[Dataset items]
# # #

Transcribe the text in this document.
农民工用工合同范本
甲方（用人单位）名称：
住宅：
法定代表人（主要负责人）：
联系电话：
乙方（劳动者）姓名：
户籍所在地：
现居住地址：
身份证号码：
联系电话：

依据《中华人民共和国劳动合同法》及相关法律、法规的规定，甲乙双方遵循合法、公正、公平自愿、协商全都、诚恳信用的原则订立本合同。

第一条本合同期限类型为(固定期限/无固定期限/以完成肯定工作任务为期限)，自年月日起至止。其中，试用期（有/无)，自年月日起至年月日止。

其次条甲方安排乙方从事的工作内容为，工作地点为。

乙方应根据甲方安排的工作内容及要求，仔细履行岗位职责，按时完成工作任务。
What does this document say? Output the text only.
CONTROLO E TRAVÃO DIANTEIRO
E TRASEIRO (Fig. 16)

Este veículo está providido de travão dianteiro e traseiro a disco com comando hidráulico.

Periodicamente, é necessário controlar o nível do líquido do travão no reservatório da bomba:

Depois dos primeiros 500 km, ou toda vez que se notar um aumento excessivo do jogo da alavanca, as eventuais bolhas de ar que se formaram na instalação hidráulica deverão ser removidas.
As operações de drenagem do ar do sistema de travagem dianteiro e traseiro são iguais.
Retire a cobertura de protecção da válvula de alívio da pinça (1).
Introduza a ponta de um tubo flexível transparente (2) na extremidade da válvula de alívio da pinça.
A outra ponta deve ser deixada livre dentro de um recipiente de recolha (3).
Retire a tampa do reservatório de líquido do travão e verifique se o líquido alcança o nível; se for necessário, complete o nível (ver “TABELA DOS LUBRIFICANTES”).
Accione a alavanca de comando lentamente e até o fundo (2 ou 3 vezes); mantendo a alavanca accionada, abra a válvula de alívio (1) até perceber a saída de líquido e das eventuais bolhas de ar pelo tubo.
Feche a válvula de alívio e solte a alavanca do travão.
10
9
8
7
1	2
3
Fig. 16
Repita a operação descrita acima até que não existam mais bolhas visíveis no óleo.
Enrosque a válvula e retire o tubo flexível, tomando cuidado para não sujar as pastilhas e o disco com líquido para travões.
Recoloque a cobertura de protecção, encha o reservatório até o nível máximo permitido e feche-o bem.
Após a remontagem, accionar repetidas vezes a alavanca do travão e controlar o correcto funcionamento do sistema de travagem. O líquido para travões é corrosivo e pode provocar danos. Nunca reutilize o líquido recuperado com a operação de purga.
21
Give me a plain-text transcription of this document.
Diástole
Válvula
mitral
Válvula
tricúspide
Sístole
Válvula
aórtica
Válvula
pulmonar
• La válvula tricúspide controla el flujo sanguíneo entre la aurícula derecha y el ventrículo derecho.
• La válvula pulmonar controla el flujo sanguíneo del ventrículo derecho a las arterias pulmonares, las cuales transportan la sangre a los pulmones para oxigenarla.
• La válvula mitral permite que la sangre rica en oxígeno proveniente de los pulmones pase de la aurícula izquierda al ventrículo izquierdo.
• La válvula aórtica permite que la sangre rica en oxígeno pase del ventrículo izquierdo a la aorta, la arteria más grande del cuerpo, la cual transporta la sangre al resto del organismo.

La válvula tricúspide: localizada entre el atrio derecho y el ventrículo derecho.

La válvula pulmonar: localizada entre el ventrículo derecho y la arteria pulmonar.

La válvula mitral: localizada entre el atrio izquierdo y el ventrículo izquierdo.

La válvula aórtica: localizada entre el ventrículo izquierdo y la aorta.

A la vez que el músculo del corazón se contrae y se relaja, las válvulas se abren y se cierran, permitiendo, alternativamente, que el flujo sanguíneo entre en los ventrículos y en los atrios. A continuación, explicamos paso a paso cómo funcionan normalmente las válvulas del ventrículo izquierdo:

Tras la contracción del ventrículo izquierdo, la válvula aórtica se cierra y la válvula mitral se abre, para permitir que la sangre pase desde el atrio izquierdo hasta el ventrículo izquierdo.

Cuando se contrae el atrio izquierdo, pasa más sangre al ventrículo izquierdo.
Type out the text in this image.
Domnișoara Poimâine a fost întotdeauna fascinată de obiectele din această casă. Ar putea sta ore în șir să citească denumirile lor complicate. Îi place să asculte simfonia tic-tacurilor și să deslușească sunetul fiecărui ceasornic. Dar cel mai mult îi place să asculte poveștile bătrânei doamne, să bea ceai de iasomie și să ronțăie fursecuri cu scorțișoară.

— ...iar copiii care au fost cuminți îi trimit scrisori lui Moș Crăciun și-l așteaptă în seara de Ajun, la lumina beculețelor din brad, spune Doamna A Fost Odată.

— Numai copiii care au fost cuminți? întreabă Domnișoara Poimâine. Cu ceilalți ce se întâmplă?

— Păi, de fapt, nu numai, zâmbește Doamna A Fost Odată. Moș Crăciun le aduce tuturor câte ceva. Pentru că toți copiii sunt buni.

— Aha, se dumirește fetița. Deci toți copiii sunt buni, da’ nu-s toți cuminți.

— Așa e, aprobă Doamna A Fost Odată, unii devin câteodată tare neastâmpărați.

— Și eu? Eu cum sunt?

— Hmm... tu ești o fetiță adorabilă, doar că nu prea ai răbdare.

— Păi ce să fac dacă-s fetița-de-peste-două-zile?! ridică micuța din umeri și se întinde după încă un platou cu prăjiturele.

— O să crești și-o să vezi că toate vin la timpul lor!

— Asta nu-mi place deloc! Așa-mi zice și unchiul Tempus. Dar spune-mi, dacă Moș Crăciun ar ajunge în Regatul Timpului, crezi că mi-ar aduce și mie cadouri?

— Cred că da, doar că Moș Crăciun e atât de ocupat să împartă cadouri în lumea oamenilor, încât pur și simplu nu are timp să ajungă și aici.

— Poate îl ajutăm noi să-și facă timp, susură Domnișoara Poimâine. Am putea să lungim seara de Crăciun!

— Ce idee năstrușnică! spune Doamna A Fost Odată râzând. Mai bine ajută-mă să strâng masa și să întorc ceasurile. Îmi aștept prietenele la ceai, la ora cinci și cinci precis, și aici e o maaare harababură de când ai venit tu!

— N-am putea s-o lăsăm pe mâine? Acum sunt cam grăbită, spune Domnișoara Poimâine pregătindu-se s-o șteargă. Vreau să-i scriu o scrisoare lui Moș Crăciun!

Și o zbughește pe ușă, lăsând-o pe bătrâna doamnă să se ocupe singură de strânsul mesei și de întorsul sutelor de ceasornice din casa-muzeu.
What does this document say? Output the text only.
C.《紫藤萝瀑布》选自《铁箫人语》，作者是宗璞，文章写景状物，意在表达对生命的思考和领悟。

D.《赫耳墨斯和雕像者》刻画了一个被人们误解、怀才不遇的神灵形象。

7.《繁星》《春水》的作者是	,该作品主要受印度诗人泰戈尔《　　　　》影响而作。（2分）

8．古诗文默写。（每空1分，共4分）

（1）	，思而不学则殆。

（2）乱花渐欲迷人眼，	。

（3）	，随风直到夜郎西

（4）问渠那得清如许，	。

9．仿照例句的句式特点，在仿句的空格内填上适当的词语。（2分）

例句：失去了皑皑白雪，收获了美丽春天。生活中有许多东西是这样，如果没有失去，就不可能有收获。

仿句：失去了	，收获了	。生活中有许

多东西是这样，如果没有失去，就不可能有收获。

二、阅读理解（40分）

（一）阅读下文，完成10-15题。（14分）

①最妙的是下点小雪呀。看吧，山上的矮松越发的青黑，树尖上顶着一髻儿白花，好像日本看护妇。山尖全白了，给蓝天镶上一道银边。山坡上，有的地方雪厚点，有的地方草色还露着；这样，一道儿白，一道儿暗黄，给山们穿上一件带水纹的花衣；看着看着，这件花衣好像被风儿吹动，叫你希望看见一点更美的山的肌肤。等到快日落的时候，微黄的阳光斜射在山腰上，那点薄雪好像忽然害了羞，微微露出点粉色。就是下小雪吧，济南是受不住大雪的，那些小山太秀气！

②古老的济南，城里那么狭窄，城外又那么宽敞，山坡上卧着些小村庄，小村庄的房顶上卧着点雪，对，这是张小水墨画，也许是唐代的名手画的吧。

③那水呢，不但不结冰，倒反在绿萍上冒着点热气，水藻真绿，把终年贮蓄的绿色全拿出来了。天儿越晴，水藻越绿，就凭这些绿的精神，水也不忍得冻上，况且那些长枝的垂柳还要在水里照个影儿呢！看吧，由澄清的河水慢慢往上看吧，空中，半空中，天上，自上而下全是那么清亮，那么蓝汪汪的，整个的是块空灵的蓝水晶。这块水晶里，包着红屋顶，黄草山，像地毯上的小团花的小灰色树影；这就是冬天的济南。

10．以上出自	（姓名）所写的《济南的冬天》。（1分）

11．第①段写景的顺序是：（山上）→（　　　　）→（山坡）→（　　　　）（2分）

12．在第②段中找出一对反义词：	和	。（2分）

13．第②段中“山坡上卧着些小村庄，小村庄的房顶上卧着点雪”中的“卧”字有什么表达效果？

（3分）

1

# # #

Pull every line containing "necessário" out of the data above.

• WRITTEN ANSWER:
Periodicamente, é necessário controlar o nível do líquido do travão no reservatório da bomba:
Retire a tampa do reservatório de líquido do travão e verifique se o líquido alcança o nível; se for necessário, complete o nível (ver “TABELA DOS LUBRIFICANTES”).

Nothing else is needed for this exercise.